In the data below, find every line with the string "实时百万ACE净率" and pull it out.

[START OF RAW RECORDS]

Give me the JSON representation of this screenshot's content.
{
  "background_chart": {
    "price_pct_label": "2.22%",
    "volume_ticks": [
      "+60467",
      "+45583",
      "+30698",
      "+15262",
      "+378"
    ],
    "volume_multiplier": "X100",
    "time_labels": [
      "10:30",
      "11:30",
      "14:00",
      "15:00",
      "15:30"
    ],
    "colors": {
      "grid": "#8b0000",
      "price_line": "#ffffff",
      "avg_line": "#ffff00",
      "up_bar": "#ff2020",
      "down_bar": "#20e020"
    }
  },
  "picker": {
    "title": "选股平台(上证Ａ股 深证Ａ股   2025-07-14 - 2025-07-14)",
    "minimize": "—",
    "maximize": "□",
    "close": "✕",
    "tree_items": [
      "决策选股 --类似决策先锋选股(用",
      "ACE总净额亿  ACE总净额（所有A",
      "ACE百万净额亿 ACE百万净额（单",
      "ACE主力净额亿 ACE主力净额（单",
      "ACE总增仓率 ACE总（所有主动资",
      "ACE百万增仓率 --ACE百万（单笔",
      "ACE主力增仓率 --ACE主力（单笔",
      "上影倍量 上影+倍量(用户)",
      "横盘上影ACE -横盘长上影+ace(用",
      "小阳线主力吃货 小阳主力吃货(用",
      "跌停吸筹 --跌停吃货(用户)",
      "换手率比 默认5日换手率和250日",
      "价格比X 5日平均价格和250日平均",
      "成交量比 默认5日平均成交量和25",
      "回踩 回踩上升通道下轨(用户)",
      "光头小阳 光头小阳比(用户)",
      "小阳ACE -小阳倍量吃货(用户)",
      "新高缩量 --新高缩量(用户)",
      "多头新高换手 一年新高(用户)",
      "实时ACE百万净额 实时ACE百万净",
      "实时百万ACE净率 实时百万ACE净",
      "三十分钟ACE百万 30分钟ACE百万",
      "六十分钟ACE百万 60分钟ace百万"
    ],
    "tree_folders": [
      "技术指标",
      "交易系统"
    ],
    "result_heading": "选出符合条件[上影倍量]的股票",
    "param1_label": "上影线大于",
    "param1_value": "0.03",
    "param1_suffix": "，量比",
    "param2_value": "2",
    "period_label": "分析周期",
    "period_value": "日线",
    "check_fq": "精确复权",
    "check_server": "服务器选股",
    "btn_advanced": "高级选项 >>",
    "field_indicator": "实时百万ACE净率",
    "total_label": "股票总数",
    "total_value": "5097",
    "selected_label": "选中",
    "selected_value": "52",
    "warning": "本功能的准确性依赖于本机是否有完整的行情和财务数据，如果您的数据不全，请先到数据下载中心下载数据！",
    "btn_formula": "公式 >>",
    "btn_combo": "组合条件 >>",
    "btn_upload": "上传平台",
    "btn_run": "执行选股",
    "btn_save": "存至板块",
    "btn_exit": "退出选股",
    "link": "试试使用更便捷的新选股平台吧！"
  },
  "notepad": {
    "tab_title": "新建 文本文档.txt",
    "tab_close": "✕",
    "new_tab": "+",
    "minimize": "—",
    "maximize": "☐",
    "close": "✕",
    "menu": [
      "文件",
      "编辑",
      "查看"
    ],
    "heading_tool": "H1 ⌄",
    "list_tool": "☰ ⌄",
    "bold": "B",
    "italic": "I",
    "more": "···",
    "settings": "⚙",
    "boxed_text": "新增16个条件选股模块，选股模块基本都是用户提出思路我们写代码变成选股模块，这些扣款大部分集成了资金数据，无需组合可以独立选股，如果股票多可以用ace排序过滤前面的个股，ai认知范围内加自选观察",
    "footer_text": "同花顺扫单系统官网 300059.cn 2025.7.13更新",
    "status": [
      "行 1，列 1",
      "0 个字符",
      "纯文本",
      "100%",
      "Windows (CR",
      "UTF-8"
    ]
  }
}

[END OF RAW RECORDS]

*RESPONSE TO THIS TASK*:
      "实时百万ACE净率 实时百万ACE净",
    "field_indicator": "实时百万ACE净率",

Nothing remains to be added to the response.